**Task statement:** Only a number is wanted here: the number of lines of the data that include "control".

**Task inputs:**
********

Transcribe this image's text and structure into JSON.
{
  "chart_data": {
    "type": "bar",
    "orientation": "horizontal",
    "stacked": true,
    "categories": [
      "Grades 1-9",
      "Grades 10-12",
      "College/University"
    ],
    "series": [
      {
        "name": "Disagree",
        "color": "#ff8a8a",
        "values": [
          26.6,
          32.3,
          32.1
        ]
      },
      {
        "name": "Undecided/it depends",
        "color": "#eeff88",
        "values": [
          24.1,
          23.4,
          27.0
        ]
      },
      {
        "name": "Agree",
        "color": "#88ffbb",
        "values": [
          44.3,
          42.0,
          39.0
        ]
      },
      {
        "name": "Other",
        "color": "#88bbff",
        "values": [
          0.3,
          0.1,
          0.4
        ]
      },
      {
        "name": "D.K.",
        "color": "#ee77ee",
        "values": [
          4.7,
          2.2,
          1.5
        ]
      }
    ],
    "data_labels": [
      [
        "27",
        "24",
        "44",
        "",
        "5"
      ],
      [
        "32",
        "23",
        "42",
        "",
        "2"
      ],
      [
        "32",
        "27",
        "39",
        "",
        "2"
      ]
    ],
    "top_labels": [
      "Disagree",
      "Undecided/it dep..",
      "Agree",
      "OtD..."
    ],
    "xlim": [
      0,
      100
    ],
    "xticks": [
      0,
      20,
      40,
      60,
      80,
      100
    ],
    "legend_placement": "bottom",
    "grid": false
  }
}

********

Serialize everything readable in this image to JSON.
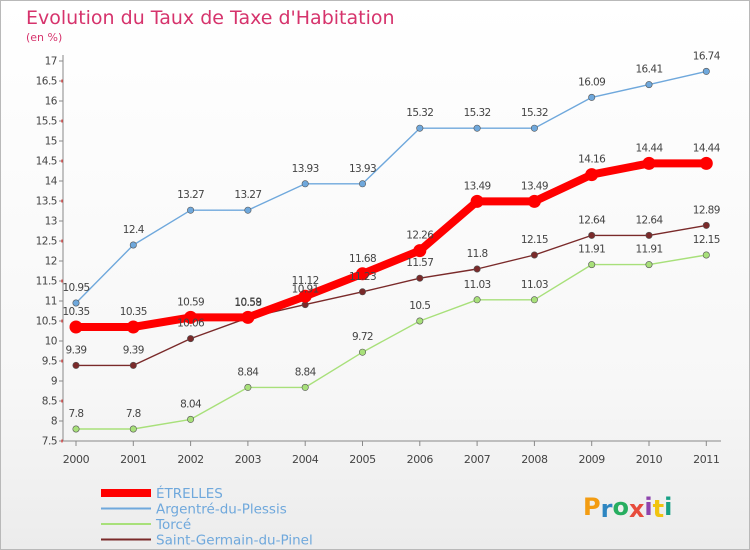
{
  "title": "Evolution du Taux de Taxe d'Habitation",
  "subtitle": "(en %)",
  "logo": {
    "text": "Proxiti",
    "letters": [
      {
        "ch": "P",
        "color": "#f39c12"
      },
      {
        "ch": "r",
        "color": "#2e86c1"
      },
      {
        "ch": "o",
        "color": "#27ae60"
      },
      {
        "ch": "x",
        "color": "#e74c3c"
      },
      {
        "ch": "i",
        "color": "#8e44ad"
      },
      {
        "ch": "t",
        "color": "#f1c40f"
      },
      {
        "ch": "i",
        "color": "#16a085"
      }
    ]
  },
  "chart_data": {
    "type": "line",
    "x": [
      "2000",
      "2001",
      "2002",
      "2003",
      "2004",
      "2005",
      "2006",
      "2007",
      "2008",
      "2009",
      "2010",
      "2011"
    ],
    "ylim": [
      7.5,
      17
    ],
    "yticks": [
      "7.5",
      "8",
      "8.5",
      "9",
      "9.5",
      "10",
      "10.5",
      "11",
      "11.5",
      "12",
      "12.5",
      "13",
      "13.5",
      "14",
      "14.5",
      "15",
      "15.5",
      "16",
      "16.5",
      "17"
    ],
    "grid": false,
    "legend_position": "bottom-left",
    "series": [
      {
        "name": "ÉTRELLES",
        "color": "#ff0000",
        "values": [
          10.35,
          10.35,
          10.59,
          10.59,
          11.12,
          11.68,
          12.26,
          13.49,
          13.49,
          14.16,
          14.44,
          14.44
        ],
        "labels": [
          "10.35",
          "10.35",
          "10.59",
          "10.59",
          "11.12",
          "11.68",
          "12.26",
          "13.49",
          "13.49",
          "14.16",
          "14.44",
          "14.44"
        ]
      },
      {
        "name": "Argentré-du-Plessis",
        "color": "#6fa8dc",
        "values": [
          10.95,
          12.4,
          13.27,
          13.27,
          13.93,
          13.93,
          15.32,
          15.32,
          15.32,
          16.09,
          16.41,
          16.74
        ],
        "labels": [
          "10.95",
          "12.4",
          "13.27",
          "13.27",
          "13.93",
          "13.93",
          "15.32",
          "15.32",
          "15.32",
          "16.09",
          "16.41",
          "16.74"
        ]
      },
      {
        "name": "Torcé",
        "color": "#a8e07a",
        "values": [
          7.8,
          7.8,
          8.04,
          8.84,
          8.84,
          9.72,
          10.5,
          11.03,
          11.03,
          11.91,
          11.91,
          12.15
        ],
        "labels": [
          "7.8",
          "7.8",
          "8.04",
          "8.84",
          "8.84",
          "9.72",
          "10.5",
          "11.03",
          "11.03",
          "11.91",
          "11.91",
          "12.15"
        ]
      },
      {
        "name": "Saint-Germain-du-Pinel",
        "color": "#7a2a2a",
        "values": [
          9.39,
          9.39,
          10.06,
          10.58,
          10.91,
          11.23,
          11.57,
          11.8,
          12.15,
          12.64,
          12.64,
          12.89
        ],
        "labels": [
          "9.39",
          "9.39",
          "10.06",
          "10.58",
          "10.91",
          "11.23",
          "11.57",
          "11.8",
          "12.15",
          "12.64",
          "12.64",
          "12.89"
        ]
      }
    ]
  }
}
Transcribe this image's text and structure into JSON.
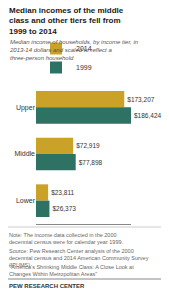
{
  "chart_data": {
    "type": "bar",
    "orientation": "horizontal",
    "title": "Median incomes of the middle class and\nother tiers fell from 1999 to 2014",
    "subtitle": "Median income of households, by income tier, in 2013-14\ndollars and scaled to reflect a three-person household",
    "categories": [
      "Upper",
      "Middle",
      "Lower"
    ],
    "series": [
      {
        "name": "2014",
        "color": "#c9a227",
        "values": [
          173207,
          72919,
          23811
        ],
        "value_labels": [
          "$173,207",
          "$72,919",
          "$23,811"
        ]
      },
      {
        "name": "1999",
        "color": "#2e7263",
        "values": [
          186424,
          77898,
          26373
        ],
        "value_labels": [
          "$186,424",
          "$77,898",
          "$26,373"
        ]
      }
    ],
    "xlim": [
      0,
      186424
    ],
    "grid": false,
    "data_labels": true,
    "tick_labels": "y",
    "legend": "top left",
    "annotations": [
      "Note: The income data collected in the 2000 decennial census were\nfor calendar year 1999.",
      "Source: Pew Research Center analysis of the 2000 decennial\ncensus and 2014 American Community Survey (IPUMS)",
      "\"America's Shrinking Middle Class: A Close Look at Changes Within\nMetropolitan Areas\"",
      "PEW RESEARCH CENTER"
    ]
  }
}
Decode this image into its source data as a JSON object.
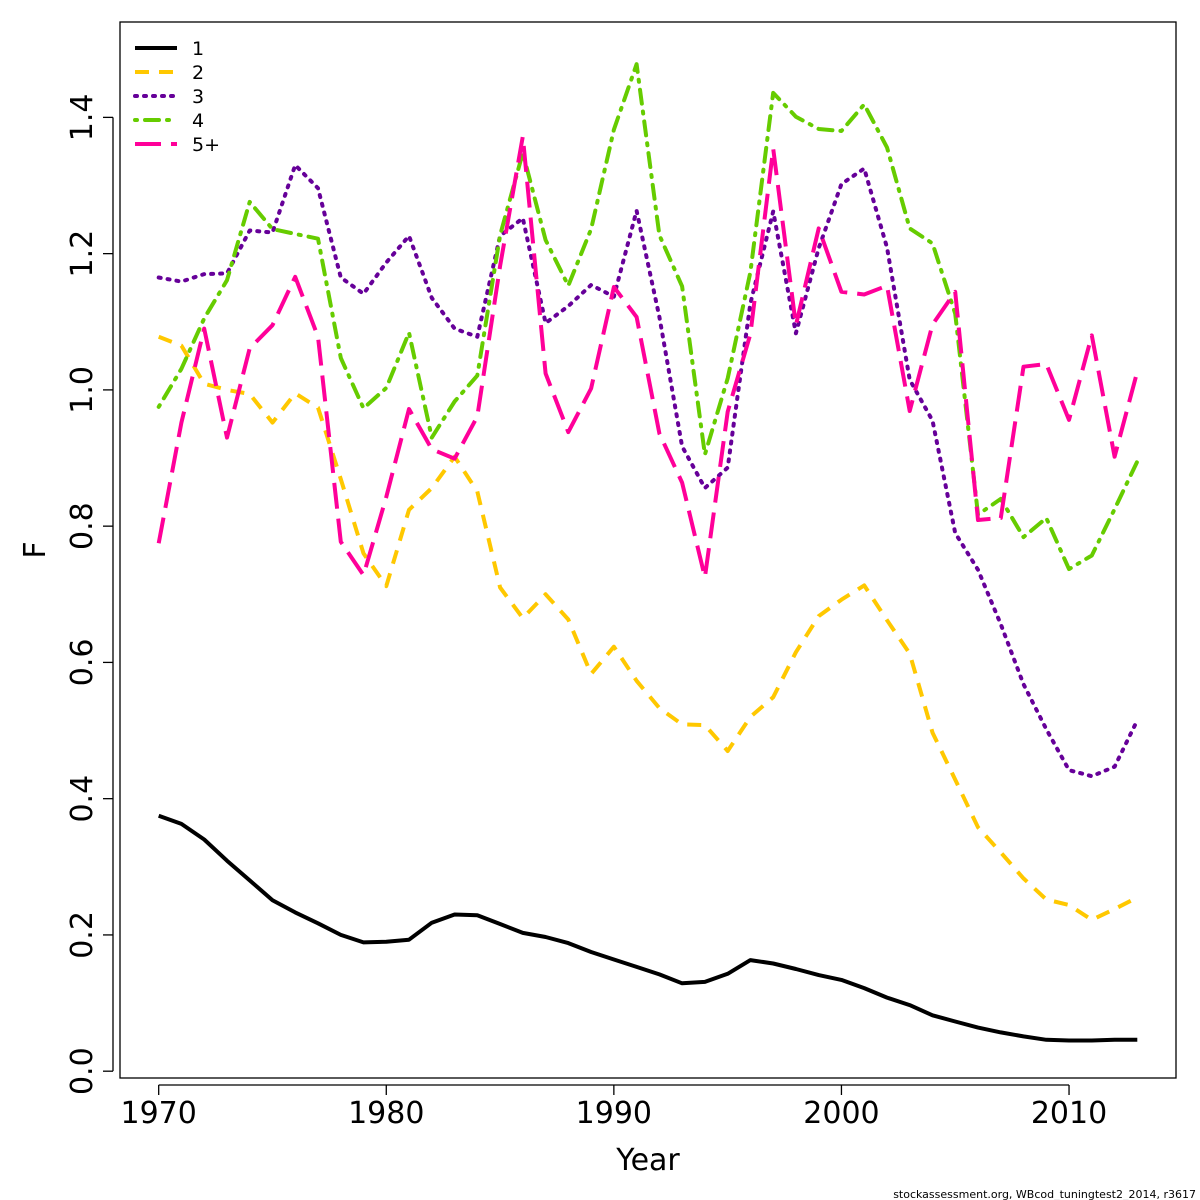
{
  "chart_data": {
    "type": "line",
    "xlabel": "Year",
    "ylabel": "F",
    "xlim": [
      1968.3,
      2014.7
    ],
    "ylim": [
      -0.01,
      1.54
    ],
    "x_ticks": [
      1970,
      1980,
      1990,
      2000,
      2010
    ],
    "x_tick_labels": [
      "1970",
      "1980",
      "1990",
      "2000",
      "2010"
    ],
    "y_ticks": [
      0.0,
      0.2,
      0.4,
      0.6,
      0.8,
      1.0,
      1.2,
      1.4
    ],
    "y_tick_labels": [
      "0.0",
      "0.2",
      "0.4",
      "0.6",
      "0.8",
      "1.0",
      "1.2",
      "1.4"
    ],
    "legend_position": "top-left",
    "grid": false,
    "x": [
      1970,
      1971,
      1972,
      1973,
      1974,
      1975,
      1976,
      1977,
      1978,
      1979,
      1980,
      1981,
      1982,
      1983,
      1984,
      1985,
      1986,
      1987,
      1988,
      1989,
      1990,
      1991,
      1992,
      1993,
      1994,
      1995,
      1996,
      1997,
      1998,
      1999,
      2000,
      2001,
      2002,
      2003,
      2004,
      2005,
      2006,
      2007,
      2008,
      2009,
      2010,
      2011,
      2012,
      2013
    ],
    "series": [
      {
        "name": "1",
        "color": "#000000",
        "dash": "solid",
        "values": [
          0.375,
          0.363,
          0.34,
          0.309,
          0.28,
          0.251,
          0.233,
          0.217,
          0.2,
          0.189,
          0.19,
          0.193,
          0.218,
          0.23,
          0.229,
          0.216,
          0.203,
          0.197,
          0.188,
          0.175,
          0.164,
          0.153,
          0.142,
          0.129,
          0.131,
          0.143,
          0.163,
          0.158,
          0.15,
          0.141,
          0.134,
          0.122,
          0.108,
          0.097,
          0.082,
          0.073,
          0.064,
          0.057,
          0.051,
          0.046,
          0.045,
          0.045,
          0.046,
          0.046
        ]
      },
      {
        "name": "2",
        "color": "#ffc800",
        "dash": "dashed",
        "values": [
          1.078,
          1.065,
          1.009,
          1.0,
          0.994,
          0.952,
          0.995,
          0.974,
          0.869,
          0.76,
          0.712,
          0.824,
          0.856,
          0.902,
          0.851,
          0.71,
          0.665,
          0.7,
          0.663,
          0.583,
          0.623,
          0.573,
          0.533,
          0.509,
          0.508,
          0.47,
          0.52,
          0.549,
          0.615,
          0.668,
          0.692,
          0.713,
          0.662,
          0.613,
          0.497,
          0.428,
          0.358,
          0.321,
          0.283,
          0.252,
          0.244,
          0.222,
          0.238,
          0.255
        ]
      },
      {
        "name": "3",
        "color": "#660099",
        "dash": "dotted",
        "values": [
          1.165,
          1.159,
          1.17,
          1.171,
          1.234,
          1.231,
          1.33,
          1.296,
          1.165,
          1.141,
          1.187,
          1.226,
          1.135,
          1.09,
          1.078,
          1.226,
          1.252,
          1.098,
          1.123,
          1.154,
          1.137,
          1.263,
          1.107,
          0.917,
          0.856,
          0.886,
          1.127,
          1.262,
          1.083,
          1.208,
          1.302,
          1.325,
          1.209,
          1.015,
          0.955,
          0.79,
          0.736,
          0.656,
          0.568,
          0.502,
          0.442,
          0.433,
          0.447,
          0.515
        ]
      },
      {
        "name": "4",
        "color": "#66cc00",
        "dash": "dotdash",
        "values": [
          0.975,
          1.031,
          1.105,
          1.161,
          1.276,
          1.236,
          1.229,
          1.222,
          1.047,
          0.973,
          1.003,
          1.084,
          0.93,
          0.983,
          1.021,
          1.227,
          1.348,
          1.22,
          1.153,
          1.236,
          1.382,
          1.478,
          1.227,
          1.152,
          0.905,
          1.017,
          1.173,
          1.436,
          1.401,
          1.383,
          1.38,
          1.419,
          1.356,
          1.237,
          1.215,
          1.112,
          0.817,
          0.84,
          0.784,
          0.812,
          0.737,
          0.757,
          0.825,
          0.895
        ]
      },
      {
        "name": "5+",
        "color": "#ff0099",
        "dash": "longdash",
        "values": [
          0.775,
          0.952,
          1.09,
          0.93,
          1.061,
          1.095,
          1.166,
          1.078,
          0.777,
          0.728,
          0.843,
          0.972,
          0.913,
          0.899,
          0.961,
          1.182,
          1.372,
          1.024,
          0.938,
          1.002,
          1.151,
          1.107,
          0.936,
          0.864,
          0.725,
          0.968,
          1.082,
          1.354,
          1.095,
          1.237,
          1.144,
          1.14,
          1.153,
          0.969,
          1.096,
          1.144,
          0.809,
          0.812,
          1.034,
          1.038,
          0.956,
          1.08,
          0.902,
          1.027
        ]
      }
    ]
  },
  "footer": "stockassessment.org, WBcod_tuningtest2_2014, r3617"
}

********

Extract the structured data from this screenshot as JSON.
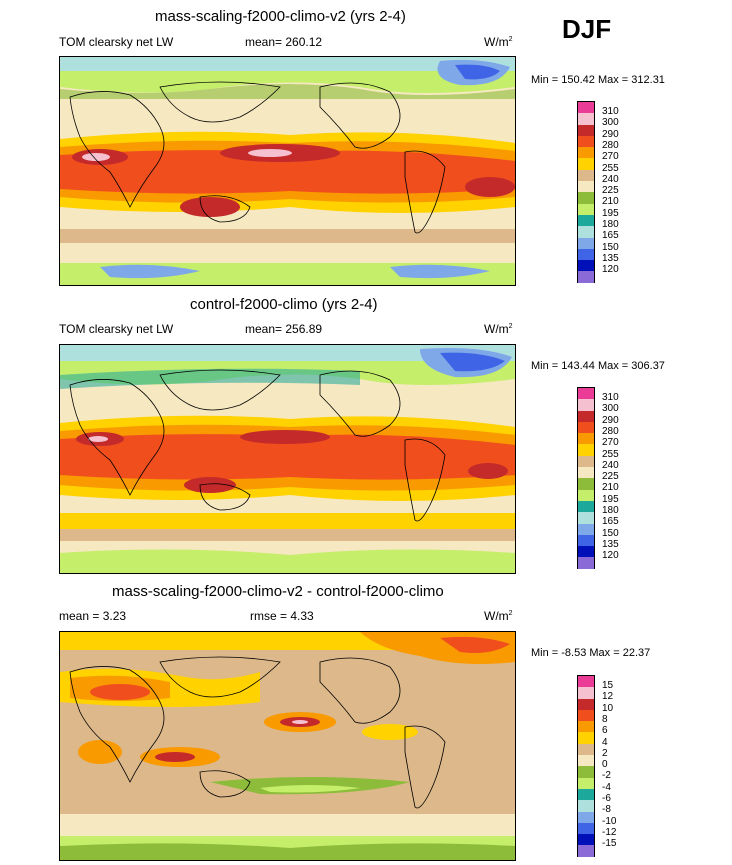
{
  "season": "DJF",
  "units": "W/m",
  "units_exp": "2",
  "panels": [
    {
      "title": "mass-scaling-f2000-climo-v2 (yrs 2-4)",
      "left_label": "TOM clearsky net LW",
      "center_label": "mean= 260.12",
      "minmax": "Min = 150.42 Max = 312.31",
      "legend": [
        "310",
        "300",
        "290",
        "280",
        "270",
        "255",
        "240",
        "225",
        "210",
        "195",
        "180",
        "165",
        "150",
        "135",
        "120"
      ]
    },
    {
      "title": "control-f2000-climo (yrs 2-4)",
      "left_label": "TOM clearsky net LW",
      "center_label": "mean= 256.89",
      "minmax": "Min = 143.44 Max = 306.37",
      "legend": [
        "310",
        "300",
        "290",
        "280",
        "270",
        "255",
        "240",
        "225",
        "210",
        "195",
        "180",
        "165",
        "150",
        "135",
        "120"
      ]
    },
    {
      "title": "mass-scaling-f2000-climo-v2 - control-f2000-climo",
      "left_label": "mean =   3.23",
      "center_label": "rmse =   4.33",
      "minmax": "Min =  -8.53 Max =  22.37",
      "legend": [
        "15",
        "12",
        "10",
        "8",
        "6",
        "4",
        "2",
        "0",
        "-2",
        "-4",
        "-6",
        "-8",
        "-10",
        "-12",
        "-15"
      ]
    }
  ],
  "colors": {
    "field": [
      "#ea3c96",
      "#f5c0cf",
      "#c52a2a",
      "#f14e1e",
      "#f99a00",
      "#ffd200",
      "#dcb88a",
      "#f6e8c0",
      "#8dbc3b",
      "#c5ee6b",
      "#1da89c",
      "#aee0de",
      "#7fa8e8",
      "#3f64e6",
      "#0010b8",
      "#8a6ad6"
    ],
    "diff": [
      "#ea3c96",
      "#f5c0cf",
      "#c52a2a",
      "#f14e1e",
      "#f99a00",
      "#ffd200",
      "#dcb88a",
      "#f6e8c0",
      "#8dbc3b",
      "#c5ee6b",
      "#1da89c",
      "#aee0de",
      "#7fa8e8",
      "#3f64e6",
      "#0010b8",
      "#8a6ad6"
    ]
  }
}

********

**Worked solution:** 2